Goal:
Make an exact copy of all the records.

((

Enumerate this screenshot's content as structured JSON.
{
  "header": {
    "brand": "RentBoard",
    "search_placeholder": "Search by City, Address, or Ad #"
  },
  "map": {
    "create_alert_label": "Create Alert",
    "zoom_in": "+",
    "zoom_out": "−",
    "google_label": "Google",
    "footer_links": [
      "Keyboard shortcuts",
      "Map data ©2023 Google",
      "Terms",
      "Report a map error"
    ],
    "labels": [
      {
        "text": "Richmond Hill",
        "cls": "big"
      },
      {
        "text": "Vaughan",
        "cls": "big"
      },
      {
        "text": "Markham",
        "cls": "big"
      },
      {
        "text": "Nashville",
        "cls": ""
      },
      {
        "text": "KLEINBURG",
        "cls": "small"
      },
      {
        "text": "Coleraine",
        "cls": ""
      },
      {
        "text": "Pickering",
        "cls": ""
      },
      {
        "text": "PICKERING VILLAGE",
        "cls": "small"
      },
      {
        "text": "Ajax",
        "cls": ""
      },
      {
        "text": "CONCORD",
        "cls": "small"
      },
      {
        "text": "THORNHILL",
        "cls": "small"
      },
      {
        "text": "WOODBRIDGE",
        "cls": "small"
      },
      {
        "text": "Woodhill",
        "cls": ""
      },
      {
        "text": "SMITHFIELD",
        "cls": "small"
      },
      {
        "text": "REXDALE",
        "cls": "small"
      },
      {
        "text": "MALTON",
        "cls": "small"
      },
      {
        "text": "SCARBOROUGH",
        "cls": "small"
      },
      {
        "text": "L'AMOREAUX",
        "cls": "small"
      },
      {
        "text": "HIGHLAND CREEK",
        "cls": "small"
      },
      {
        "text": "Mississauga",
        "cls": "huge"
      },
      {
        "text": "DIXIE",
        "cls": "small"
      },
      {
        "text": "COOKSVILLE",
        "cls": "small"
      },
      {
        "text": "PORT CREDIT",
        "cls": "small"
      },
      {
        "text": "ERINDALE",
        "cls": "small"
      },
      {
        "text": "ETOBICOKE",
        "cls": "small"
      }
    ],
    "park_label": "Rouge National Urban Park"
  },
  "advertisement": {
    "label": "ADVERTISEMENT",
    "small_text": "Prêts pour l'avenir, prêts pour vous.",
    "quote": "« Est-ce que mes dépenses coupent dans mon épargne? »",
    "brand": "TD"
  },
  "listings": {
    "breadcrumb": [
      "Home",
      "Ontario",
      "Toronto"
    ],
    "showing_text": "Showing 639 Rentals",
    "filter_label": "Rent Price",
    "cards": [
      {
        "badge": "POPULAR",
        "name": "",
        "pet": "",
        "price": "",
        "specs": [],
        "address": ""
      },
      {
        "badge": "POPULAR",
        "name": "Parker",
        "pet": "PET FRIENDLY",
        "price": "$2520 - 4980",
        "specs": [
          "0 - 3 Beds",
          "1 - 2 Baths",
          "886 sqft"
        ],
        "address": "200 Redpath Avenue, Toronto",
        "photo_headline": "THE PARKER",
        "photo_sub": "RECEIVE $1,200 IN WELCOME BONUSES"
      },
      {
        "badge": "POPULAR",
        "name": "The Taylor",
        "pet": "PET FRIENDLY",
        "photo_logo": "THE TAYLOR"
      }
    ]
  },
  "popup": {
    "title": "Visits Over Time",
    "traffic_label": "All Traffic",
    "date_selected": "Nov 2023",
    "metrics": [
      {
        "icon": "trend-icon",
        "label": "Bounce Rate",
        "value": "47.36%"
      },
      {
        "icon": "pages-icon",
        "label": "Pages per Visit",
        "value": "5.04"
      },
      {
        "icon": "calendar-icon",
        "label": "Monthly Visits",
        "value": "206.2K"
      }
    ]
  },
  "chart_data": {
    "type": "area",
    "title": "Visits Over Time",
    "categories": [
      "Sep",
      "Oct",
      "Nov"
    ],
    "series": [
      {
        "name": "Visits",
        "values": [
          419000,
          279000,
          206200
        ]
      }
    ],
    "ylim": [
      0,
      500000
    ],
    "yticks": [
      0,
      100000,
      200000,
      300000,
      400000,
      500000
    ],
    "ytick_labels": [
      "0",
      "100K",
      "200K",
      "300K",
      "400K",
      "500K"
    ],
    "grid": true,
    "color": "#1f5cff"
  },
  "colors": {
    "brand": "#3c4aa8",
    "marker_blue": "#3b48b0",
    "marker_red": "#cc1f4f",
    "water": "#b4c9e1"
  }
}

))

Solution:
Enumerate this screenshot's content as structured JSON.
{
  "header": {
    "brand": "RentBoard",
    "search_placeholder": "Search by City, Address, or Ad #"
  },
  "map": {
    "create_alert_label": "Create Alert",
    "zoom_in": "+",
    "zoom_out": "−",
    "google_label": "Google",
    "footer_links": [
      "Keyboard shortcuts",
      "Map data ©2023 Google",
      "Terms",
      "Report a map error"
    ],
    "labels": [
      {
        "text": "Richmond Hill",
        "cls": "big"
      },
      {
        "text": "Vaughan",
        "cls": "big"
      },
      {
        "text": "Markham",
        "cls": "big"
      },
      {
        "text": "Nashville",
        "cls": ""
      },
      {
        "text": "KLEINBURG",
        "cls": "small"
      },
      {
        "text": "Coleraine",
        "cls": ""
      },
      {
        "text": "Pickering",
        "cls": ""
      },
      {
        "text": "PICKERING VILLAGE",
        "cls": "small"
      },
      {
        "text": "Ajax",
        "cls": ""
      },
      {
        "text": "CONCORD",
        "cls": "small"
      },
      {
        "text": "THORNHILL",
        "cls": "small"
      },
      {
        "text": "WOODBRIDGE",
        "cls": "small"
      },
      {
        "text": "Woodhill",
        "cls": ""
      },
      {
        "text": "SMITHFIELD",
        "cls": "small"
      },
      {
        "text": "REXDALE",
        "cls": "small"
      },
      {
        "text": "MALTON",
        "cls": "small"
      },
      {
        "text": "SCARBOROUGH",
        "cls": "small"
      },
      {
        "text": "L'AMOREAUX",
        "cls": "small"
      },
      {
        "text": "HIGHLAND CREEK",
        "cls": "small"
      },
      {
        "text": "Mississauga",
        "cls": "huge"
      },
      {
        "text": "DIXIE",
        "cls": "small"
      },
      {
        "text": "COOKSVILLE",
        "cls": "small"
      },
      {
        "text": "PORT CREDIT",
        "cls": "small"
      },
      {
        "text": "ERINDALE",
        "cls": "small"
      },
      {
        "text": "ETOBICOKE",
        "cls": "small"
      }
    ],
    "park_label": "Rouge National Urban Park"
  },
  "advertisement": {
    "label": "ADVERTISEMENT",
    "small_text": "Prêts pour l'avenir, prêts pour vous.",
    "quote": "« Est-ce que mes dépenses coupent dans mon épargne? »",
    "brand": "TD"
  },
  "listings": {
    "breadcrumb": [
      "Home",
      "Ontario",
      "Toronto"
    ],
    "showing_text": "Showing 639 Rentals",
    "filter_label": "Rent Price",
    "cards": [
      {
        "badge": "POPULAR",
        "name": "",
        "pet": "",
        "price": "",
        "specs": [],
        "address": ""
      },
      {
        "badge": "POPULAR",
        "name": "Parker",
        "pet": "PET FRIENDLY",
        "price": "$2520 - 4980",
        "specs": [
          "0 - 3 Beds",
          "1 - 2 Baths",
          "886 sqft"
        ],
        "address": "200 Redpath Avenue, Toronto",
        "photo_headline": "THE PARKER",
        "photo_sub": "RECEIVE $1,200 IN WELCOME BONUSES"
      },
      {
        "badge": "POPULAR",
        "name": "The Taylor",
        "pet": "PET FRIENDLY",
        "photo_logo": "THE TAYLOR"
      }
    ]
  },
  "popup": {
    "title": "Visits Over Time",
    "traffic_label": "All Traffic",
    "date_selected": "Nov 2023",
    "metrics": [
      {
        "icon": "trend-icon",
        "label": "Bounce Rate",
        "value": "47.36%"
      },
      {
        "icon": "pages-icon",
        "label": "Pages per Visit",
        "value": "5.04"
      },
      {
        "icon": "calendar-icon",
        "label": "Monthly Visits",
        "value": "206.2K"
      }
    ]
  },
  "chart_data": {
    "type": "area",
    "title": "Visits Over Time",
    "categories": [
      "Sep",
      "Oct",
      "Nov"
    ],
    "series": [
      {
        "name": "Visits",
        "values": [
          419000,
          279000,
          206200
        ]
      }
    ],
    "ylim": [
      0,
      500000
    ],
    "yticks": [
      0,
      100000,
      200000,
      300000,
      400000,
      500000
    ],
    "ytick_labels": [
      "0",
      "100K",
      "200K",
      "300K",
      "400K",
      "500K"
    ],
    "grid": true,
    "color": "#1f5cff"
  },
  "colors": {
    "brand": "#3c4aa8",
    "marker_blue": "#3b48b0",
    "marker_red": "#cc1f4f",
    "water": "#b4c9e1"
  }
}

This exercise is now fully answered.